**Dataset entries**
◇ ◇ ◇

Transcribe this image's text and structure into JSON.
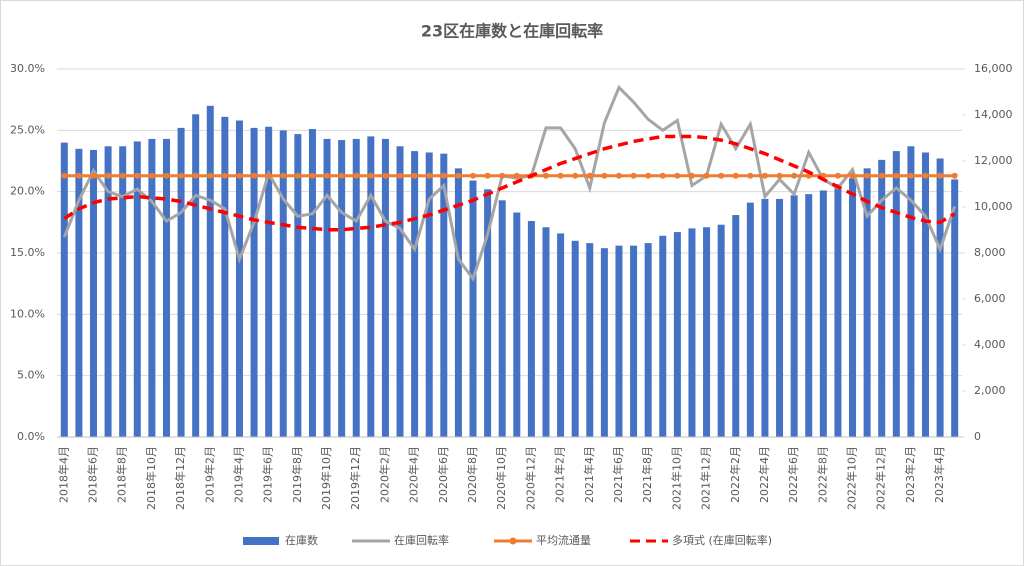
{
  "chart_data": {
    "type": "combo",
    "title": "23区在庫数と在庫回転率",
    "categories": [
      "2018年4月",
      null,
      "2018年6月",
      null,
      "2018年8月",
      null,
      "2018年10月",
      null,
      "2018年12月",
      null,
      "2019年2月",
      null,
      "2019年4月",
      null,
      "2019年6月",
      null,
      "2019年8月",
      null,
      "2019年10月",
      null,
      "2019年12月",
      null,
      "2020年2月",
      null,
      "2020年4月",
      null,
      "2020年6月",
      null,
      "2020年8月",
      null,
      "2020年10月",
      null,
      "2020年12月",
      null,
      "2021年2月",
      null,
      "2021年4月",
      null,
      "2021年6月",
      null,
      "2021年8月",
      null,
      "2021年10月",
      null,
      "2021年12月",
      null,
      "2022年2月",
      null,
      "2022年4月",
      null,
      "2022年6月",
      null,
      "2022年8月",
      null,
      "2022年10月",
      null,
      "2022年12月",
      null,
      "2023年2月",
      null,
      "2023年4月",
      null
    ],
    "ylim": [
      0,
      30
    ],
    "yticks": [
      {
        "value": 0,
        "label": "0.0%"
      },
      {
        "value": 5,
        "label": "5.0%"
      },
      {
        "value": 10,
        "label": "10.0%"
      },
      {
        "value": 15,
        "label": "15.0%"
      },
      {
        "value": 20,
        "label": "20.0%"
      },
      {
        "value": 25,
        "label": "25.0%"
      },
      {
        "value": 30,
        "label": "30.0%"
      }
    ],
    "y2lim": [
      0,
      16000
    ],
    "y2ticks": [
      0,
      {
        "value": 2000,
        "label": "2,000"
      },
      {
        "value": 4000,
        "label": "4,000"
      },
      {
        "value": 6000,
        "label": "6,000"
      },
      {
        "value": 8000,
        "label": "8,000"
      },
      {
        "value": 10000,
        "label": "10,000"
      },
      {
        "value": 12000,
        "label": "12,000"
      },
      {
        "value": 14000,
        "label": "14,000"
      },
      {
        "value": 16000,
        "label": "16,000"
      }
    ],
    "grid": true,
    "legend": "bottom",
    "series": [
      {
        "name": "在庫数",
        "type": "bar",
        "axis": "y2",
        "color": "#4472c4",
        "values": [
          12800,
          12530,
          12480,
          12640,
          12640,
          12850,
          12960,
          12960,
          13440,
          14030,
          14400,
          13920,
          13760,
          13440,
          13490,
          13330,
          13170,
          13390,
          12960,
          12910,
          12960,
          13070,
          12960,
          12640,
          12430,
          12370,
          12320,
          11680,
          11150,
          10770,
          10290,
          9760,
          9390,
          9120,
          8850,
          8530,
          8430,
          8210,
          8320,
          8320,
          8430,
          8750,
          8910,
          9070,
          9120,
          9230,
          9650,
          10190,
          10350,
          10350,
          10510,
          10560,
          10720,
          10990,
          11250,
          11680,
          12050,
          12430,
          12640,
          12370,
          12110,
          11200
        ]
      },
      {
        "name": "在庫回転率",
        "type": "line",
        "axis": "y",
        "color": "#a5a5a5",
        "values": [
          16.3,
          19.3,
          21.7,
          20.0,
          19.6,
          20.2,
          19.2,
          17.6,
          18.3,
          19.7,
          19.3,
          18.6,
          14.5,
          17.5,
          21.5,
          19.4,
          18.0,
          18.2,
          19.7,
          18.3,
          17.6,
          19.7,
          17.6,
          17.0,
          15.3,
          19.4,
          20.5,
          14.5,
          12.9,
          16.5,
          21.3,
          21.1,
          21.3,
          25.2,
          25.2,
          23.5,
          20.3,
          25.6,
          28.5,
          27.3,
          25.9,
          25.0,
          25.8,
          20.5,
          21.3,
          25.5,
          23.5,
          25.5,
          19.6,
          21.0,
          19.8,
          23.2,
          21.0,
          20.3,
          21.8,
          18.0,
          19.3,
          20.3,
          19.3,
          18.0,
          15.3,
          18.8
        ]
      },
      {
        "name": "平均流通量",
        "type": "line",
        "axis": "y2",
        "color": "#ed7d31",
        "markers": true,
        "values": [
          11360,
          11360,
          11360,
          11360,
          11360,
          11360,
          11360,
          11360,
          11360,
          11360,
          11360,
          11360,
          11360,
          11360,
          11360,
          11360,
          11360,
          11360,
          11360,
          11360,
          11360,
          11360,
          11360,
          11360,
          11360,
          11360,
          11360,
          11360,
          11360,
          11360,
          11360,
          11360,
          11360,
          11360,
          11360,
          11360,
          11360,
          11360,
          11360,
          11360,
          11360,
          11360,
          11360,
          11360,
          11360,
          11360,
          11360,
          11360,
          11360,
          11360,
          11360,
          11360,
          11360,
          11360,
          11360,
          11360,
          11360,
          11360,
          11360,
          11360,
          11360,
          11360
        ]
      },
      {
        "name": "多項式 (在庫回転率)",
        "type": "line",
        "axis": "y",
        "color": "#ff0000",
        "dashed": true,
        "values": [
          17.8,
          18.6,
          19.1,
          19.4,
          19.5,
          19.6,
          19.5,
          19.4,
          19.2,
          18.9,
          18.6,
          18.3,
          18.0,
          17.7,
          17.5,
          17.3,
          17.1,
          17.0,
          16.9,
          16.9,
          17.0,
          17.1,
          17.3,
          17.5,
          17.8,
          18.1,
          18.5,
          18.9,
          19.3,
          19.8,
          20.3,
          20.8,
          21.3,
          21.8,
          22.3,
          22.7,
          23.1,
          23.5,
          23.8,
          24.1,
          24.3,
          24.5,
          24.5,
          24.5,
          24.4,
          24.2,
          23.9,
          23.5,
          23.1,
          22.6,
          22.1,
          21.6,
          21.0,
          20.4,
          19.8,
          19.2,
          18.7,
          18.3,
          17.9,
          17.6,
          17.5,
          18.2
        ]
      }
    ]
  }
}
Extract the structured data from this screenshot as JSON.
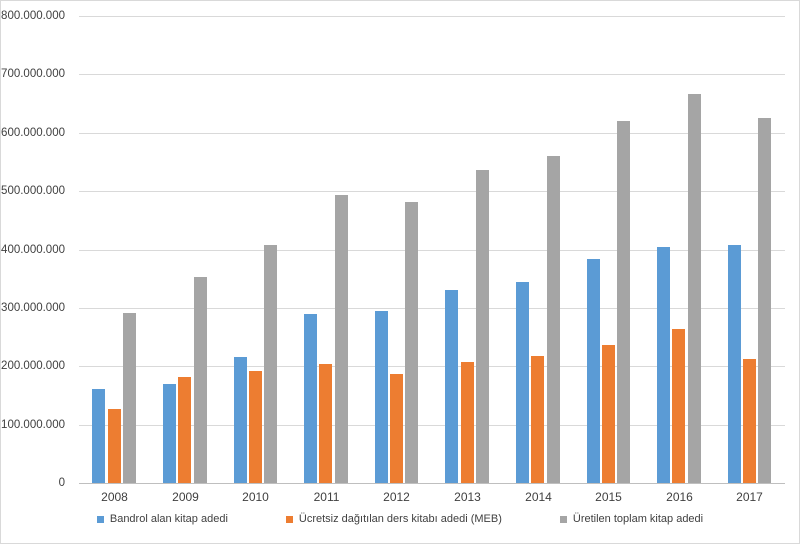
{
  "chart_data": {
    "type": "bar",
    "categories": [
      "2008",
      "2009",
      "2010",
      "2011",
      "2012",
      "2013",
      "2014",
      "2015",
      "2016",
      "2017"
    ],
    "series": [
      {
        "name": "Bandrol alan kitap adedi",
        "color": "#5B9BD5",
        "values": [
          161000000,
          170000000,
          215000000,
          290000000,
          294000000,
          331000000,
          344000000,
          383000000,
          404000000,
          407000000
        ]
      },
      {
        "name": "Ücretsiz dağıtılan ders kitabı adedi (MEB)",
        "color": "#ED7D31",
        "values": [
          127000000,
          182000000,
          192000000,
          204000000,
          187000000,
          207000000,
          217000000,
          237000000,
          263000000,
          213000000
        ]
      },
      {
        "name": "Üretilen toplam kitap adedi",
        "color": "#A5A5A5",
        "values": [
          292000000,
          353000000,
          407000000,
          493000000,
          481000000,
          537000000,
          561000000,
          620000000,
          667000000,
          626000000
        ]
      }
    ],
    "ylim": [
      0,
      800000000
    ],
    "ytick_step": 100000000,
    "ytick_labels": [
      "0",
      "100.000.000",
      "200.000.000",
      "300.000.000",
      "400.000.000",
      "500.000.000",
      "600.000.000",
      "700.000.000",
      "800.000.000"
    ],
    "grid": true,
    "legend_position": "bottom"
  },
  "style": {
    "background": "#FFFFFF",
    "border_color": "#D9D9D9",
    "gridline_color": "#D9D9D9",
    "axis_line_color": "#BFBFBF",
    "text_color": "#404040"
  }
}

◇ ◇ ◇

**Task requirements**
Search the listing for the word "true" and return each line that holds it.

**Reply to the task**
    "grid": true,
        "markers": true,
        "dashed": true,
    "grid": true,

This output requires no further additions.